## A run of records

------------

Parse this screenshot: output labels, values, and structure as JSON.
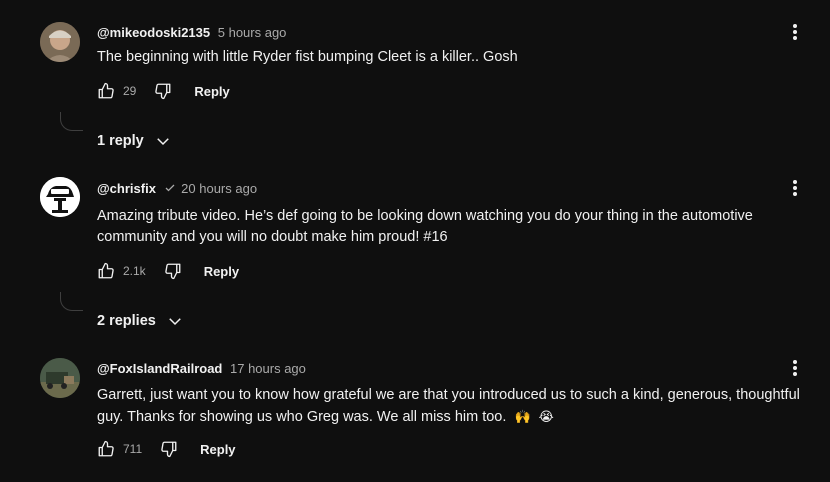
{
  "comments": [
    {
      "handle": "@mikeodoski2135",
      "time": "5 hours ago",
      "verified": false,
      "text": "The beginning with little Ryder fist bumping Cleet is a killer.. Gosh",
      "likes": "29",
      "reply_label": "Reply",
      "replies_label": "1 reply"
    },
    {
      "handle": "@chrisfix",
      "time": "20 hours ago",
      "verified": true,
      "text": "Amazing tribute video. He’s def going to be looking down watching you do your thing in the automotive community and you will no doubt make him proud! #16",
      "likes": "2.1k",
      "reply_label": "Reply",
      "replies_label": "2 replies"
    },
    {
      "handle": "@FoxIslandRailroad",
      "time": "17 hours ago",
      "verified": false,
      "text": "Garrett, just want you to know how grateful we are that you introduced us to such a kind, generous, thoughtful guy. Thanks for showing us who Greg was. We all miss him too.",
      "emojis": [
        "🙌",
        "😭"
      ],
      "likes": "711",
      "reply_label": "Reply"
    }
  ],
  "icons": {
    "like": "thumbs-up-icon",
    "dislike": "thumbs-down-icon",
    "menu": "more-vert-icon",
    "expand": "chevron-down-icon",
    "verified": "checkmark-icon"
  },
  "colors": {
    "background": "#0f0f0f",
    "text": "#f1f1f1",
    "secondary": "#aaaaaa"
  }
}
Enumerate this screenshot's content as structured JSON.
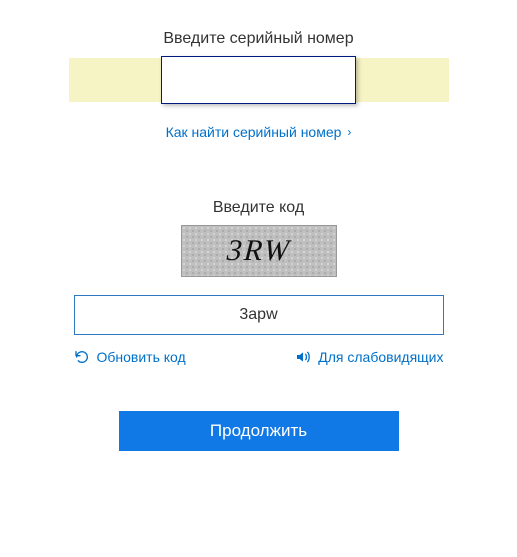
{
  "serial": {
    "label": "Введите серийный номер",
    "value": "",
    "help_text": "Как найти серийный номер"
  },
  "captcha": {
    "label": "Введите код",
    "image_text": "3RW",
    "input_value": "3apw",
    "refresh_label": "Обновить код",
    "accessibility_label": "Для слабовидящих"
  },
  "submit": {
    "label": "Продолжить"
  }
}
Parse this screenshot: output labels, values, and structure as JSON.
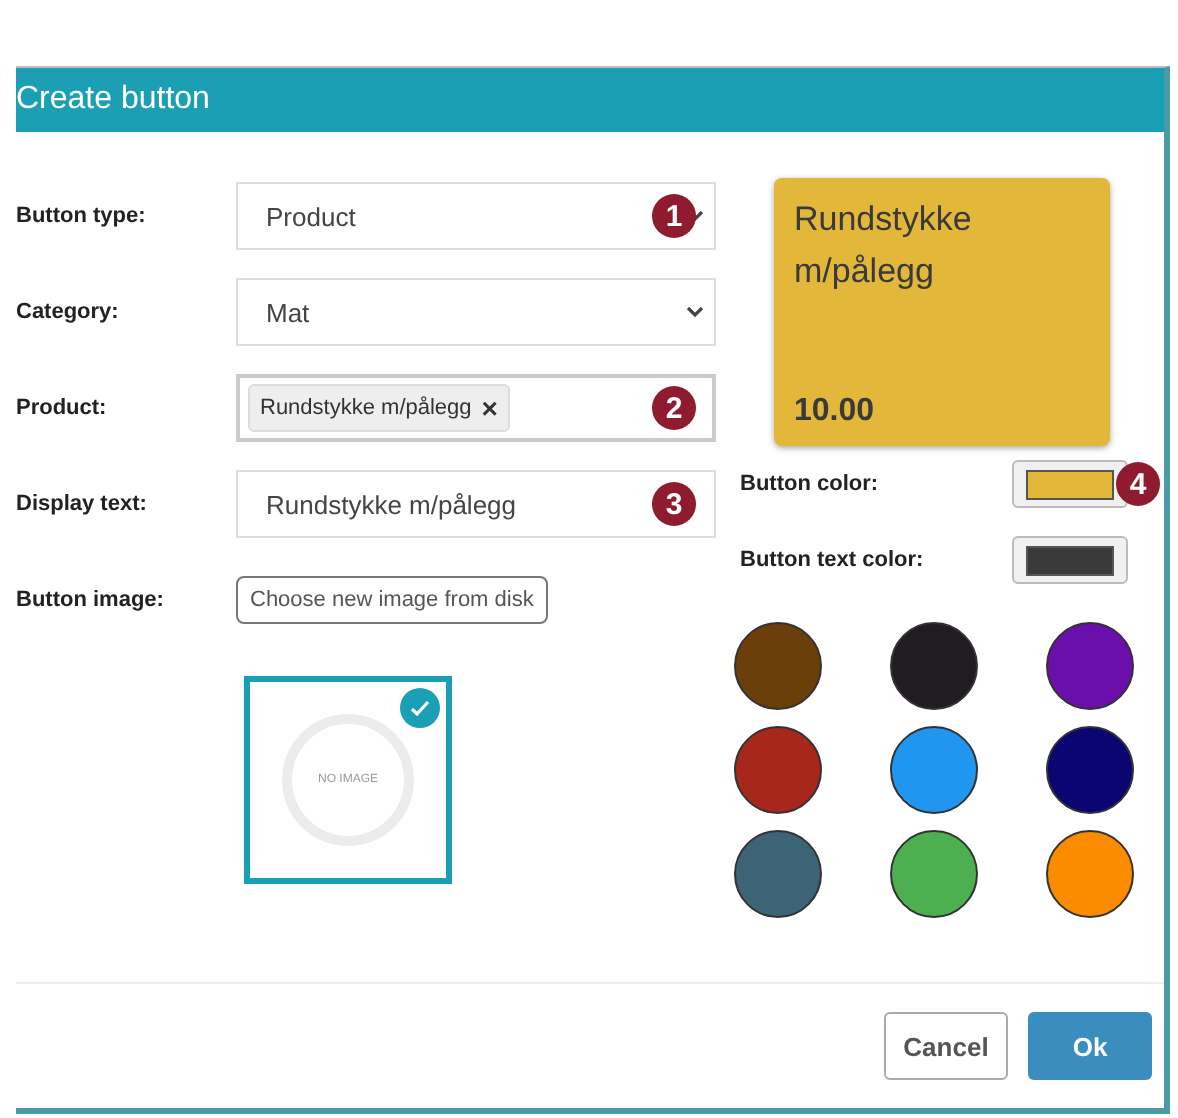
{
  "dialog": {
    "title": "Create button"
  },
  "fields": [
    {
      "kind": "select",
      "label": "Button type:",
      "value": "Product",
      "marker": "1"
    },
    {
      "kind": "select",
      "label": "Category:",
      "value": "Mat"
    },
    {
      "kind": "tags",
      "label": "Product:",
      "tags": [
        "Rundstykke m/pålegg"
      ],
      "remove": "×",
      "marker": "2"
    },
    {
      "kind": "text",
      "label": "Display text:",
      "value": "Rundstykke m/pålegg",
      "marker": "3"
    },
    {
      "kind": "file",
      "label": "Button image:",
      "button": "Choose new image from disk"
    }
  ],
  "image_tile": {
    "text": "NO IMAGE",
    "selected": true
  },
  "preview": {
    "title": "Rundstykke m/pålegg",
    "price": "10.00"
  },
  "button_color": {
    "label": "Button color:",
    "color": "#e2b73a",
    "marker": "4"
  },
  "button_text_color": {
    "label": "Button text color:",
    "color": "#3a3a3a"
  },
  "palette": [
    {
      "color": "#6b3f0a"
    },
    {
      "color": "#211c22"
    },
    {
      "color": "#6a0fab"
    },
    {
      "color": "#a8271c"
    },
    {
      "color": "#2196f0"
    },
    {
      "color": "#0a0570"
    },
    {
      "color": "#3d6376"
    },
    {
      "color": "#4caf50"
    },
    {
      "color": "#fb8c00"
    }
  ],
  "buttons": [
    {
      "kind": "secondary",
      "label": "Cancel"
    },
    {
      "kind": "primary",
      "label": "Ok"
    }
  ]
}
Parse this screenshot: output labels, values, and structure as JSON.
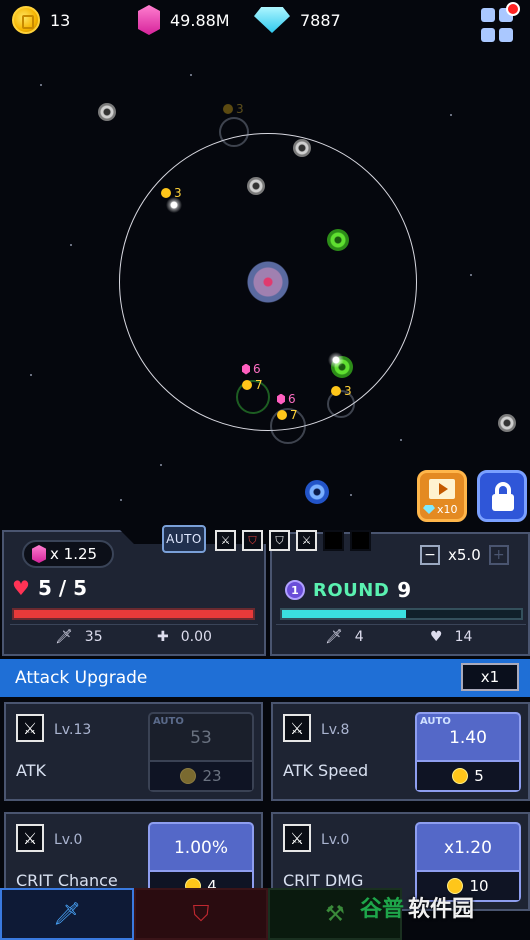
{
  "resources": {
    "coins": "13",
    "gems": "49.88M",
    "diamonds": "7887"
  },
  "battle": {
    "drops": [
      {
        "kind": "coin",
        "amount": "3"
      },
      {
        "kind": "coin",
        "amount": "3"
      },
      {
        "kind": "gem",
        "amount": "6"
      },
      {
        "kind": "coin",
        "amount": "7"
      },
      {
        "kind": "gem",
        "amount": "6"
      },
      {
        "kind": "coin",
        "amount": "7"
      },
      {
        "kind": "coin",
        "amount": "3"
      }
    ],
    "video_reward": "x10"
  },
  "left_panel": {
    "gem_multiplier": "x 1.25",
    "auto_label": "AUTO",
    "hp": "5 / 5",
    "hp_fraction": 1.0,
    "attack": "35",
    "regen": "0.00"
  },
  "right_panel": {
    "speed": "x5.0",
    "round_badge": "1",
    "round_label": "ROUND",
    "round_number": "9",
    "round_progress": 0.52,
    "stat_attack": "4",
    "stat_health": "14"
  },
  "upgrade": {
    "header": "Attack Upgrade",
    "multiplier": "x1",
    "cards": [
      {
        "level": "Lv.13",
        "name": "ATK",
        "auto": "AUTO",
        "value": "53",
        "cost": "23",
        "affordable": false
      },
      {
        "level": "Lv.8",
        "name": "ATK Speed",
        "auto": "AUTO",
        "value": "1.40",
        "cost": "5",
        "affordable": true
      },
      {
        "level": "Lv.0",
        "name": "CRIT Chance",
        "value": "1.00%",
        "cost": "4",
        "affordable": true
      },
      {
        "level": "Lv.0",
        "name": "CRIT DMG",
        "value": "x1.20",
        "cost": "10",
        "affordable": true
      }
    ]
  },
  "watermark": {
    "part1": "谷普",
    "part2": "软件园"
  },
  "colors": {
    "accent_blue": "#1f6fd6",
    "hp_red": "#e83a3a",
    "round_cyan": "#3ae0e0",
    "round_label_green": "#5af0b0"
  }
}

------------

## Exercise details
Look for "thumbs" and pull out every line that has it.

## Answer below
    "like": "thumbs-up-icon",
    "dislike": "thumbs-down-icon",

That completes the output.